§ REQUIRED TASK
Write the data out again, exactly as given.
=-=-=
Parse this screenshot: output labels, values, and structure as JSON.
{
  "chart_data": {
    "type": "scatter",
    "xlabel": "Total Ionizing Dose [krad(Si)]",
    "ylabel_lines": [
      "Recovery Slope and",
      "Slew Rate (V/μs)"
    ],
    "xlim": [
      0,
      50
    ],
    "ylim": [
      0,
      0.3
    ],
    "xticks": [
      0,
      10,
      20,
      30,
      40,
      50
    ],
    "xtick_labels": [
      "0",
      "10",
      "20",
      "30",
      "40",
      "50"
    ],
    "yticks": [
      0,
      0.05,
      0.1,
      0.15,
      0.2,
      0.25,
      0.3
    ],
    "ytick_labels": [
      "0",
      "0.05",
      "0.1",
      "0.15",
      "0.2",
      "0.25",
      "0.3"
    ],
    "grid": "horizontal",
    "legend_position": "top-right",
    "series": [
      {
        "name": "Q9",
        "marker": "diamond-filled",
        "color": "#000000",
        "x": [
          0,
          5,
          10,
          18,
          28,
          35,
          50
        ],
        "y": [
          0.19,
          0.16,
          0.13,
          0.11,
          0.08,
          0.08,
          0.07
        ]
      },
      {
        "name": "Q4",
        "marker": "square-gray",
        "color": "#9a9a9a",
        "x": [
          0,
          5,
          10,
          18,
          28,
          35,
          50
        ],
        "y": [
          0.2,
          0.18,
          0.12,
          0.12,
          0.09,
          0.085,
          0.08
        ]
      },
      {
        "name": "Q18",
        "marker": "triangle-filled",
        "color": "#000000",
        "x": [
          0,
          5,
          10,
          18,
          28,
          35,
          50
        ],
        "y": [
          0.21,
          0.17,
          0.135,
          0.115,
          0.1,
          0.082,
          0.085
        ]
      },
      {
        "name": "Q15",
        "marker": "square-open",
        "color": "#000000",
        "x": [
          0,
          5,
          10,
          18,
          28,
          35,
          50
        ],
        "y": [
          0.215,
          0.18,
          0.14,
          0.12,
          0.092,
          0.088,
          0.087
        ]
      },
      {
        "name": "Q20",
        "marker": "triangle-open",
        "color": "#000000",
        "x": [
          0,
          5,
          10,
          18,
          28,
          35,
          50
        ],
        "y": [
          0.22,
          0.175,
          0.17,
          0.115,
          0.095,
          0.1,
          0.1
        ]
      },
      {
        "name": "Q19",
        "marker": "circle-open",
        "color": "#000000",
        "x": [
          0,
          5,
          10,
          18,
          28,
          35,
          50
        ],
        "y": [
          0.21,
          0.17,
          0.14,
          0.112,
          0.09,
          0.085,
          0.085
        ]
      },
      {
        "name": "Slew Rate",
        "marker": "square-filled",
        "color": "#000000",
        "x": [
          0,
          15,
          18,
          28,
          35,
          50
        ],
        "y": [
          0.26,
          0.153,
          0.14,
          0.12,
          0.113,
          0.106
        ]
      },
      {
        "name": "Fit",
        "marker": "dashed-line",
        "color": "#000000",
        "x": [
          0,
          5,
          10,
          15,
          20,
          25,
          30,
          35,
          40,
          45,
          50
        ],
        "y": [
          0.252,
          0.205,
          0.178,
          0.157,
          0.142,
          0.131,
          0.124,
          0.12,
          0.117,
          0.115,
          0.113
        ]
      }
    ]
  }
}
=-=-=
§ FULL ANSWER
Parse this screenshot: output labels, values, and structure as JSON.
{
  "chart_data": {
    "type": "scatter",
    "xlabel": "Total Ionizing Dose [krad(Si)]",
    "ylabel_lines": [
      "Recovery Slope and",
      "Slew Rate (V/μs)"
    ],
    "xlim": [
      0,
      50
    ],
    "ylim": [
      0,
      0.3
    ],
    "xticks": [
      0,
      10,
      20,
      30,
      40,
      50
    ],
    "xtick_labels": [
      "0",
      "10",
      "20",
      "30",
      "40",
      "50"
    ],
    "yticks": [
      0,
      0.05,
      0.1,
      0.15,
      0.2,
      0.25,
      0.3
    ],
    "ytick_labels": [
      "0",
      "0.05",
      "0.1",
      "0.15",
      "0.2",
      "0.25",
      "0.3"
    ],
    "grid": "horizontal",
    "legend_position": "top-right",
    "series": [
      {
        "name": "Q9",
        "marker": "diamond-filled",
        "color": "#000000",
        "x": [
          0,
          5,
          10,
          18,
          28,
          35,
          50
        ],
        "y": [
          0.19,
          0.16,
          0.13,
          0.11,
          0.08,
          0.08,
          0.07
        ]
      },
      {
        "name": "Q4",
        "marker": "square-gray",
        "color": "#9a9a9a",
        "x": [
          0,
          5,
          10,
          18,
          28,
          35,
          50
        ],
        "y": [
          0.2,
          0.18,
          0.12,
          0.12,
          0.09,
          0.085,
          0.08
        ]
      },
      {
        "name": "Q18",
        "marker": "triangle-filled",
        "color": "#000000",
        "x": [
          0,
          5,
          10,
          18,
          28,
          35,
          50
        ],
        "y": [
          0.21,
          0.17,
          0.135,
          0.115,
          0.1,
          0.082,
          0.085
        ]
      },
      {
        "name": "Q15",
        "marker": "square-open",
        "color": "#000000",
        "x": [
          0,
          5,
          10,
          18,
          28,
          35,
          50
        ],
        "y": [
          0.215,
          0.18,
          0.14,
          0.12,
          0.092,
          0.088,
          0.087
        ]
      },
      {
        "name": "Q20",
        "marker": "triangle-open",
        "color": "#000000",
        "x": [
          0,
          5,
          10,
          18,
          28,
          35,
          50
        ],
        "y": [
          0.22,
          0.175,
          0.17,
          0.115,
          0.095,
          0.1,
          0.1
        ]
      },
      {
        "name": "Q19",
        "marker": "circle-open",
        "color": "#000000",
        "x": [
          0,
          5,
          10,
          18,
          28,
          35,
          50
        ],
        "y": [
          0.21,
          0.17,
          0.14,
          0.112,
          0.09,
          0.085,
          0.085
        ]
      },
      {
        "name": "Slew Rate",
        "marker": "square-filled",
        "color": "#000000",
        "x": [
          0,
          15,
          18,
          28,
          35,
          50
        ],
        "y": [
          0.26,
          0.153,
          0.14,
          0.12,
          0.113,
          0.106
        ]
      },
      {
        "name": "Fit",
        "marker": "dashed-line",
        "color": "#000000",
        "x": [
          0,
          5,
          10,
          15,
          20,
          25,
          30,
          35,
          40,
          45,
          50
        ],
        "y": [
          0.252,
          0.205,
          0.178,
          0.157,
          0.142,
          0.131,
          0.124,
          0.12,
          0.117,
          0.115,
          0.113
        ]
      }
    ]
  }
}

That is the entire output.